**WHAT IS BEING ASKED**
Each line that includes the string "CHANGELOG" counts once; give the total and nothing else.

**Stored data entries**

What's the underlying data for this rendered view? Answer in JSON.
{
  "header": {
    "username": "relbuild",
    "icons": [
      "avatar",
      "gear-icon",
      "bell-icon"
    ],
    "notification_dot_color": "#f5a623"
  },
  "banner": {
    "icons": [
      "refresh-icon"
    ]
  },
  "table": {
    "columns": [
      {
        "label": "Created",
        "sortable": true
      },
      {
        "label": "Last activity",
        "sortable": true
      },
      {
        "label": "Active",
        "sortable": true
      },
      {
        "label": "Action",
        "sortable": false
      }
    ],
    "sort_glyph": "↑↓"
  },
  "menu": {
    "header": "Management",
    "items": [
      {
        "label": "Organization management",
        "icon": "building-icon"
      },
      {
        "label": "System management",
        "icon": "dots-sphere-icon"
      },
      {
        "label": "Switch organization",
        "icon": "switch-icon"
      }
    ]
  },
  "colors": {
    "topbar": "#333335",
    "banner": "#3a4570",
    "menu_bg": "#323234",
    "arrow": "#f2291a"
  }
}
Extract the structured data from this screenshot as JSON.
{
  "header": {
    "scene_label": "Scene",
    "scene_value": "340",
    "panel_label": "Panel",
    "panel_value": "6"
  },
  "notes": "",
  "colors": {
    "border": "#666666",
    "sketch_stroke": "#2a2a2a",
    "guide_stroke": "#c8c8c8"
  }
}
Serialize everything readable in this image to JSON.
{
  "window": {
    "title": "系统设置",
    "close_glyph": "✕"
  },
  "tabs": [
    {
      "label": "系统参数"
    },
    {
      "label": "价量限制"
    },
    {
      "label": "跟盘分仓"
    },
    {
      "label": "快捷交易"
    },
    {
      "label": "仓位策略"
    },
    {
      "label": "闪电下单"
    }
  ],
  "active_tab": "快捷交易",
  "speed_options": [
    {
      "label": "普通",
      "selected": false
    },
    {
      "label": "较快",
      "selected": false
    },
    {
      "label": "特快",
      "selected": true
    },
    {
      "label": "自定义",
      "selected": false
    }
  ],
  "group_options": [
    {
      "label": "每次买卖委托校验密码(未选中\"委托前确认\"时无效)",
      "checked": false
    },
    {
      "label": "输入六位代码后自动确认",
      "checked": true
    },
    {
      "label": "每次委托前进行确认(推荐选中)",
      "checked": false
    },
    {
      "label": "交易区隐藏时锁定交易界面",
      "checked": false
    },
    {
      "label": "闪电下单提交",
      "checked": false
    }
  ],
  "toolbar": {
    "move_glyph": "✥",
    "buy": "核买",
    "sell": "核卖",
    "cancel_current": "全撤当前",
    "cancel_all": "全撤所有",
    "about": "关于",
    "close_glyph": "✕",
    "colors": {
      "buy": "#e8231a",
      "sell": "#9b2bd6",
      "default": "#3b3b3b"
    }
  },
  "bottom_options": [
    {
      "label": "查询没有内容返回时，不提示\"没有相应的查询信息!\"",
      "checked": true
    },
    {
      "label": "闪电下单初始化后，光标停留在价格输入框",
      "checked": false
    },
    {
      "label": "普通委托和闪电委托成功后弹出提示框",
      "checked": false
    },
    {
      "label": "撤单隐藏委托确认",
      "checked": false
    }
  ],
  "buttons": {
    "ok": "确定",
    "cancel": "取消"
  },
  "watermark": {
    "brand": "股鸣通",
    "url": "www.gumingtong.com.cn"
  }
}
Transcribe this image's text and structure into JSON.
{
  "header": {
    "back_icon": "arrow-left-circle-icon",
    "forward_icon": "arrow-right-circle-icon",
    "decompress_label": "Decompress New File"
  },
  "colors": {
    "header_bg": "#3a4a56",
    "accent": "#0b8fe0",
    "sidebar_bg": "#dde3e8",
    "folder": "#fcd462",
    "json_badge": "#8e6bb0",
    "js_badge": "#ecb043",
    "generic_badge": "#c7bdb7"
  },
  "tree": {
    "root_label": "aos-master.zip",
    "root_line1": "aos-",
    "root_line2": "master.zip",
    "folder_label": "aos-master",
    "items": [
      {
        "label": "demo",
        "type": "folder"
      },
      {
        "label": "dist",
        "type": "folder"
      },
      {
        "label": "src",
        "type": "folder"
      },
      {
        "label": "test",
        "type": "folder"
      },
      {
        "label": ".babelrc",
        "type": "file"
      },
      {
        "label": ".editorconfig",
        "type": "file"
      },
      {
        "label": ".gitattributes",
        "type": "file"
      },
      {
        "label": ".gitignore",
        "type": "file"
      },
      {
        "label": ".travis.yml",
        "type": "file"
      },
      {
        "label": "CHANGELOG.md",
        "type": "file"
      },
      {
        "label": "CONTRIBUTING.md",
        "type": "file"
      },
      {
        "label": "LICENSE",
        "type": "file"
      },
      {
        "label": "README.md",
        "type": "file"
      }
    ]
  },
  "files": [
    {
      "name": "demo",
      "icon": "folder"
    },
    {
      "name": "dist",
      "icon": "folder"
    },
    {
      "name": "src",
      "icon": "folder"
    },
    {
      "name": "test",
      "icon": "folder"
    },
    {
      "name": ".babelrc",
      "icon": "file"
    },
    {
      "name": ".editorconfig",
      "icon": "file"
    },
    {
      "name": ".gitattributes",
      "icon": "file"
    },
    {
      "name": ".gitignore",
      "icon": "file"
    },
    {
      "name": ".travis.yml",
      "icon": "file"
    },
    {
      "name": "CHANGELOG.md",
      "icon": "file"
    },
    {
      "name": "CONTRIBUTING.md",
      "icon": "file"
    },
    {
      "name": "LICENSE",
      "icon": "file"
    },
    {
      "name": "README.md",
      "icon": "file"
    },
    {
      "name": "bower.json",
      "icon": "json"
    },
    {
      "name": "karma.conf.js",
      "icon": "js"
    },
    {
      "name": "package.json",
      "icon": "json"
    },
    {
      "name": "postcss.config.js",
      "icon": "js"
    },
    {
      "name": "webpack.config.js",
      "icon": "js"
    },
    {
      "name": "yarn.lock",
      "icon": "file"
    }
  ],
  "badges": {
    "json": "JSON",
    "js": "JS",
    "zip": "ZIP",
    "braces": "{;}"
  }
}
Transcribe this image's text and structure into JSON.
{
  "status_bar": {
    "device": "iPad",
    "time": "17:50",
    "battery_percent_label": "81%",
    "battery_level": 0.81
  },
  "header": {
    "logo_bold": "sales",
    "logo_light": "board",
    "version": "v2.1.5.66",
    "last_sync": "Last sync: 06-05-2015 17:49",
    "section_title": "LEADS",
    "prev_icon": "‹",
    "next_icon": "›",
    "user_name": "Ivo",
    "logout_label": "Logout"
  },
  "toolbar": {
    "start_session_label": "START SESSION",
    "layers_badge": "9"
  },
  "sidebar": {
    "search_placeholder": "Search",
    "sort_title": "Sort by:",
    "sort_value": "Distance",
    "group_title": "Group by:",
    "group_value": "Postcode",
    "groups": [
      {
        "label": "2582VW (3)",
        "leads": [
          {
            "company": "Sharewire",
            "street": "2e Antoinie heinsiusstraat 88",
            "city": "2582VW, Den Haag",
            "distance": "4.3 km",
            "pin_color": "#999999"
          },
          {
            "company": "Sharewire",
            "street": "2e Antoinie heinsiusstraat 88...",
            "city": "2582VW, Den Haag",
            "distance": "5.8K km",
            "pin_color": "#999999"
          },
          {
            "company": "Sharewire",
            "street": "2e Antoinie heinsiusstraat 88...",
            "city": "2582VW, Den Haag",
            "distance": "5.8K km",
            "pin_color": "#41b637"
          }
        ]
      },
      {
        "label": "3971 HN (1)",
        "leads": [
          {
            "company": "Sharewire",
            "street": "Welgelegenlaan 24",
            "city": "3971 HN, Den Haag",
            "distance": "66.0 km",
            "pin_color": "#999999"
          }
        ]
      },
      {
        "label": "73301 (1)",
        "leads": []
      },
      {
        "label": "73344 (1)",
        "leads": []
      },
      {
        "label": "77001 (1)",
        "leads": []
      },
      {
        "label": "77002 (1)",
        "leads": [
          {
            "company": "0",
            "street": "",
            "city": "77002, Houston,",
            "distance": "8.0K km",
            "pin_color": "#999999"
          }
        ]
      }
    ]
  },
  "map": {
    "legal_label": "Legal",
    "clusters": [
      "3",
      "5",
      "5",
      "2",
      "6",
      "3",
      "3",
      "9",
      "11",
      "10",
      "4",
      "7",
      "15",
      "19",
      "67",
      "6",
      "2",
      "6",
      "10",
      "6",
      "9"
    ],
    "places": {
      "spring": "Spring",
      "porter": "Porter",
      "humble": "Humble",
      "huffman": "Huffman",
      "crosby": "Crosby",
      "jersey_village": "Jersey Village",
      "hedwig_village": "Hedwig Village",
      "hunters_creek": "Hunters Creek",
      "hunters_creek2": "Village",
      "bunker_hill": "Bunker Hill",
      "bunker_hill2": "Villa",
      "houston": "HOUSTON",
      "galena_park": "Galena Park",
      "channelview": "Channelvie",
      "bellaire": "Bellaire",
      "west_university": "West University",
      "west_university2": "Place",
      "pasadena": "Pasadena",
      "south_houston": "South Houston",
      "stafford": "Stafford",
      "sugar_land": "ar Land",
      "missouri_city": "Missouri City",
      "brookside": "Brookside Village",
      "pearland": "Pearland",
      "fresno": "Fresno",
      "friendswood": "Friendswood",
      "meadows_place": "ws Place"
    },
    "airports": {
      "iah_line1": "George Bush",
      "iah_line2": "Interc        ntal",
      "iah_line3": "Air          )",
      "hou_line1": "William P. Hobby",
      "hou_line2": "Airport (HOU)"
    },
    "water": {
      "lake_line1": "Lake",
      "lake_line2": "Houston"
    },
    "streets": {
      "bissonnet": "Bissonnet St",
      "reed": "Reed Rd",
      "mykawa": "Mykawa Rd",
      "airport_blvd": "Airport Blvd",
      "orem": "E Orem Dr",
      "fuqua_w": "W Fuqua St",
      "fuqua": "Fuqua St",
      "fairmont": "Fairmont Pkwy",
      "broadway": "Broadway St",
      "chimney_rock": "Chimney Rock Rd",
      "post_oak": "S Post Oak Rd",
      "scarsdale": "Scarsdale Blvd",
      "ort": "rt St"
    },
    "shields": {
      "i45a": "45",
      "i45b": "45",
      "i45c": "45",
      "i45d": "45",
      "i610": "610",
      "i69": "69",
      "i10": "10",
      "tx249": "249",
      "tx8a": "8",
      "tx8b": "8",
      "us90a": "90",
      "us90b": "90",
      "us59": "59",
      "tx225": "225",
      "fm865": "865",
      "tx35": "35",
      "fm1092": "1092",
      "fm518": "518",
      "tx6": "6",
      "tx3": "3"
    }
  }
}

**RESULT FOR THIS EXERCISE**
2